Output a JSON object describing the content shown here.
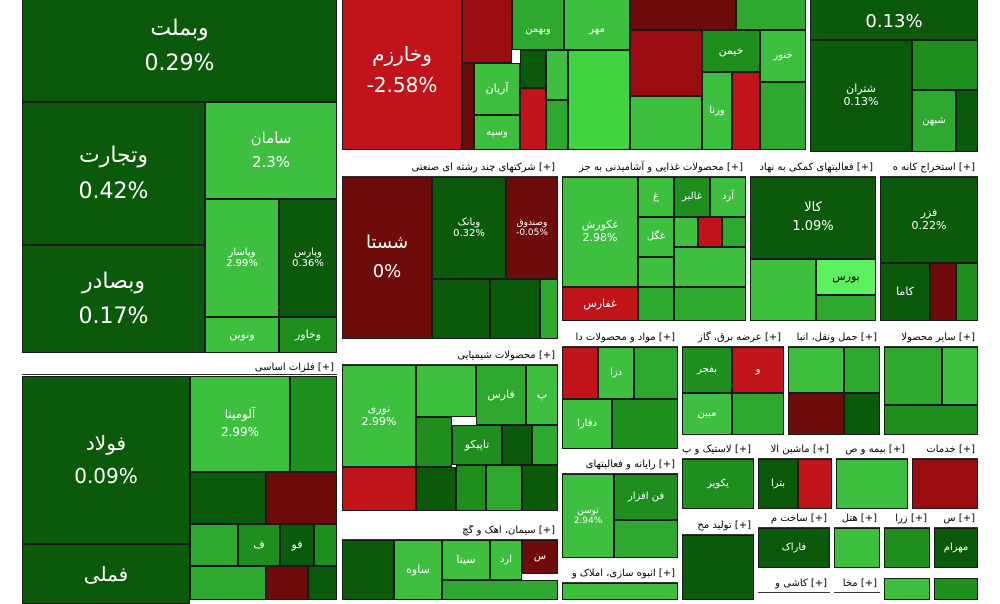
{
  "tiles": [
    {
      "id": "vbmlt",
      "name": "وبملت",
      "change": "0.29%"
    },
    {
      "id": "vtejarat",
      "name": "وتجارت",
      "change": "0.42%"
    },
    {
      "id": "vbsader",
      "name": "وبصادر",
      "change": "0.17%"
    },
    {
      "id": "saman",
      "name": "سامان",
      "change": "2.3%"
    },
    {
      "id": "vpasar",
      "name": "وپاسار",
      "change": "2.99%"
    },
    {
      "id": "vpars",
      "name": "وپارس",
      "change": "0.36%"
    },
    {
      "id": "vnovin",
      "name": "ونوین",
      "change": ""
    },
    {
      "id": "vkhavar",
      "name": "وخاور",
      "change": ""
    },
    {
      "id": "vkharazm",
      "name": "وخارزم",
      "change": "-2.58%"
    },
    {
      "id": "vbahman",
      "name": "وبهمن",
      "change": ""
    },
    {
      "id": "mehr",
      "name": "مهر",
      "change": ""
    },
    {
      "id": "arian",
      "name": "آریان",
      "change": ""
    },
    {
      "id": "vsepah",
      "name": "وسپه",
      "change": ""
    },
    {
      "id": "khemen",
      "name": "خیمن",
      "change": ""
    },
    {
      "id": "khanvar",
      "name": "خنور",
      "change": ""
    },
    {
      "id": "vrna",
      "name": "ورنا",
      "change": ""
    },
    {
      "id": "top_right",
      "name": "",
      "change": "0.13%"
    },
    {
      "id": "shetran",
      "name": "شتران",
      "change": "0.13%"
    },
    {
      "id": "shebahn",
      "name": "شبهن",
      "change": ""
    },
    {
      "id": "shasta",
      "name": "شستا",
      "change": "0%"
    },
    {
      "id": "vbank",
      "name": "وبانک",
      "change": "0.32%"
    },
    {
      "id": "vsandogh",
      "name": "وصندوق",
      "change": "-0.05%"
    },
    {
      "id": "ghkorosh",
      "name": "غکورش",
      "change": "2.98%"
    },
    {
      "id": "ghalbr",
      "name": "غالبر",
      "change": ""
    },
    {
      "id": "ghgol",
      "name": "غگل",
      "change": ""
    },
    {
      "id": "ghfars",
      "name": "غفارس",
      "change": ""
    },
    {
      "id": "kala",
      "name": "کالا",
      "change": "1.09%"
    },
    {
      "id": "bors",
      "name": "بورس",
      "change": ""
    },
    {
      "id": "ferz",
      "name": "فزر",
      "change": "0.22%"
    },
    {
      "id": "kama",
      "name": "کاما",
      "change": ""
    },
    {
      "id": "folad",
      "name": "فولاد",
      "change": "0.09%"
    },
    {
      "id": "felmi",
      "name": "فملی",
      "change": ""
    },
    {
      "id": "alumina",
      "name": "آلومینا",
      "change": "2.99%"
    },
    {
      "id": "nouri",
      "name": "نوری",
      "change": "2.99%"
    },
    {
      "id": "fars",
      "name": "فارس",
      "change": ""
    },
    {
      "id": "tapiko",
      "name": "تاپیکو",
      "change": ""
    },
    {
      "id": "bejfar",
      "name": "بفجر",
      "change": ""
    },
    {
      "id": "mobin",
      "name": "مبین",
      "change": ""
    },
    {
      "id": "dzar",
      "name": "دزا",
      "change": ""
    },
    {
      "id": "dfara",
      "name": "دفارا",
      "change": ""
    },
    {
      "id": "fanfzar",
      "name": "فن افزار",
      "change": ""
    },
    {
      "id": "tosan",
      "name": "توسن",
      "change": "2.94%"
    },
    {
      "id": "pakavir",
      "name": "یکویر",
      "change": ""
    },
    {
      "id": "btra",
      "name": "بترا",
      "change": ""
    },
    {
      "id": "sita",
      "name": "سیتا",
      "change": ""
    },
    {
      "id": "saveh",
      "name": "ساوه",
      "change": ""
    },
    {
      "id": "farak",
      "name": "فاراک",
      "change": ""
    },
    {
      "id": "mehram",
      "name": "مهرام",
      "change": ""
    }
  ],
  "headers": [
    {
      "id": "h_felezat",
      "text": "[+] فلزات اساسی"
    },
    {
      "id": "h_chand",
      "text": "[+] شرکتهای چند رشته ای صنعتی"
    },
    {
      "id": "h_ghaza",
      "text": "[+] محصولات غذایی و آشامیدنی به جز"
    },
    {
      "id": "h_komaki",
      "text": "[+] فعالیتهای کمکی به نهاد"
    },
    {
      "id": "h_estekhraj",
      "text": "[+] استخراج کانه ه"
    },
    {
      "id": "h_shimiai",
      "text": "[+] محصولات شیمیایی"
    },
    {
      "id": "h_mavad",
      "text": "[+] مواد و محصولات دا"
    },
    {
      "id": "h_barq",
      "text": "[+] عرضه برق، گاز"
    },
    {
      "id": "h_haml",
      "text": "[+] حمل ونقل، انبا"
    },
    {
      "id": "h_sayer",
      "text": "[+] سایر محصولا"
    },
    {
      "id": "h_rayane",
      "text": "[+] رایانه و فعالیتهای"
    },
    {
      "id": "h_lastik",
      "text": "[+] لاستیک و پ"
    },
    {
      "id": "h_mashin",
      "text": "[+] ماشین آلا"
    },
    {
      "id": "h_bime",
      "text": "[+] بیمه و ص"
    },
    {
      "id": "h_khadamat",
      "text": "[+] خدمات"
    },
    {
      "id": "h_siman",
      "text": "[+] سیمان، آهک و گچ"
    },
    {
      "id": "h_tolid",
      "text": "[+] تولید مح"
    },
    {
      "id": "h_sakht",
      "text": "[+] ساخت م"
    },
    {
      "id": "h_hotel",
      "text": "[+] هتل"
    },
    {
      "id": "h_zra",
      "text": "[+] زرا"
    },
    {
      "id": "h_s",
      "text": "[+] س"
    },
    {
      "id": "h_anbooh",
      "text": "[+] انبوه سازی، املاک و"
    },
    {
      "id": "h_kashi",
      "text": "[+] کاشی و"
    },
    {
      "id": "h_mokha",
      "text": "[+] مخا"
    }
  ],
  "mini_labels": [
    {
      "id": "m_felez_sm",
      "name": "فنو",
      "change": ""
    },
    {
      "id": "m_fou",
      "name": "فو",
      "change": ""
    },
    {
      "id": "m_fe",
      "name": "ف",
      "change": ""
    },
    {
      "id": "m_ghgh",
      "name": "غ",
      "change": ""
    },
    {
      "id": "m_ard",
      "name": "آرد",
      "change": ""
    },
    {
      "id": "m_khvo",
      "name": "خو",
      "change": ""
    },
    {
      "id": "m_p",
      "name": "پ",
      "change": ""
    },
    {
      "id": "m_ard2",
      "name": "ارد",
      "change": ""
    },
    {
      "id": "m_s",
      "name": "س",
      "change": ""
    },
    {
      "id": "m_o",
      "name": "و",
      "change": ""
    },
    {
      "id": "m_zra",
      "name": "زرا",
      "change": ""
    },
    {
      "id": "m_h",
      "name": "ه",
      "change": ""
    }
  ]
}
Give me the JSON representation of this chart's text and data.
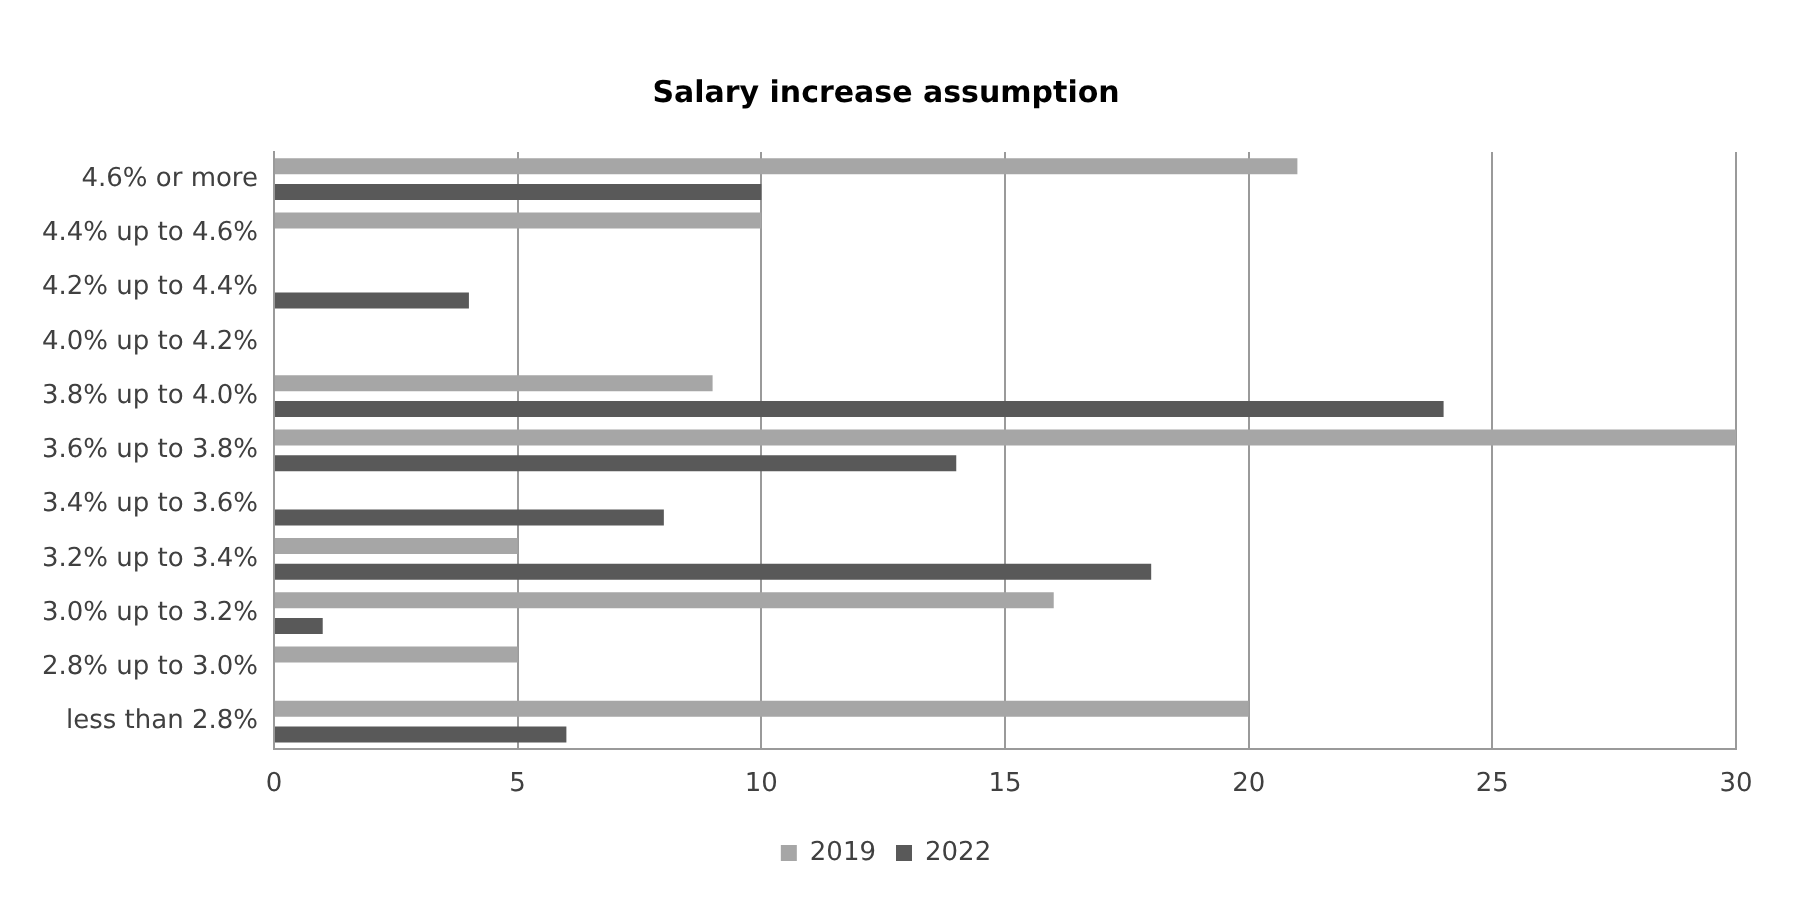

************

- [Task statement]
Only lines with the word "محصولات" are wanted, so copy each one from the records.

- [Expected output]
      "text": "[+] محصولات غذایی و آشامیدنی به جز"
      "text": "[+] محصولات شیمیایی"
      "text": "[+] مواد و محصولات دا"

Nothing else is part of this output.